— begin Provided text —

Now I'm not much of an early adopter. In fact, I'm really much more of a time biding trailing lurker. When I finally jump in and get busy, it's more than likely the project is on life support with one foot in the grave. But mozzwald made a point of suggesting, more than once, that I could probably pinch in and help test some of the new bleeding edge stuff. Eventually I got the message.
One feature of the new kernel is improved handling of the sd cards. We've had some trouble in the past on the zipit with corrupted sd cards. Many cards would give errors reading, writing, or both. The problem didn't seem too bad way back in the olden days with the stock zipit software, and that's one of the reasons I've stuck with the iz2s distribution. It's one giant kludge on top of another, but it does most of what I want from the zipit and doesn't munge the sd card.
Now over the years I've built up a collection of assorted size sd cards loaded up with various flavors of the different zipit distributions. I have some trouble keeping track of what's on all the sd cards because you can't attach a large label sticker to the teensy bits of plastic like you could with the sizable floppy disks of days gone by. So I try to keep them in their little plastic enclosures along with a small scrap of paper suggesting what might actually be on them. It's not a good system, things occasionally get into the wrong enclosure with the wrong scrap of paper, but it's all me.
Anyhow, a few of the sd enclosures have paper scraps that say things like "reads on zipit, but writes fail". So I cracked open one of those, loaded it up with mozzwalds bleeding edge openwrt distribution, and stuck it in an unsuspecting zipit. It booted up nice and pretty in a somewhat minimalist gmenu2x setup. So I wrote a few test files in the nano text editor, saved them and rebooted. As expected, the test files were gone and the sd was corrupted. Fortunately mozzwald fitted the bleeding edge openwrt with an alternate "sdfix" uboot script that starts the new kernel up with the new slower, but safer, sd card setting. I made the switch, rebooted the zipit and tried again.
mv /boot/uboot.script /boot/uboot.script.bak
cp /boot/uboot.script.sdfix /boot/uboot.script
This time it was good. My test files survived several reboots. It also remembered my wifi settings and kept a few updated packages I installed. Nice!
It's minimal and rough around the edges, but it sure is shiny.
Naturally I wanted more. Nano is ok as minimal text editors go, but I prefer something that understands the emacs keystokes that my fingers know by heart. I've got a fork of the qemacs source code on github that does the trick but I don't have the disk space right now to install another full openwrt build setup in order to compile it. So I went where I usually go for a self contained native arm compiler to do it on the zipit, the aboriginal linux goodies over at landley.net. The latest arm compilers there have switched over to targeting the musl libc instead of uclibc. That's perfect for bleeding-edge since openwrt also made that switch. So it's just what I needed.

— end Provided text —
— begin Record excerpts —

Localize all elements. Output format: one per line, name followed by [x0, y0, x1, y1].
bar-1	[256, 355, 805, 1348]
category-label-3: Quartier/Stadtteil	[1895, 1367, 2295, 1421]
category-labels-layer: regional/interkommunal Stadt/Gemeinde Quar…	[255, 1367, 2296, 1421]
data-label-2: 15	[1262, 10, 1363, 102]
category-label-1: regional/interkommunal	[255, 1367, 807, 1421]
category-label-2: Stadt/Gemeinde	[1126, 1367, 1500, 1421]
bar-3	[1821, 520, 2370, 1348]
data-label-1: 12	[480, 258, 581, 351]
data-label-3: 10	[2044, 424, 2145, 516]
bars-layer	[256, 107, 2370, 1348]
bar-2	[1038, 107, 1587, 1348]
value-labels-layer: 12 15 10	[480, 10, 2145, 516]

— end Record excerpts —

- [Task instructions] In the post about the zipit, rewrite the part that opens with the words containing "mv /boot/uboot.script /boot/uboot.script.bak" and closes with "I installed. Nice!", putting "wireless" wherever "wifi" appears.

- [Answer to the exercise]
mv /boot/uboot.script /boot/uboot.script.bak
cp /boot/uboot.script.sdfix /boot/uboot.script
This time it was good. My test files survived several reboots. It also remembered my wireless settings and kept a few updated packages I installed. Nice!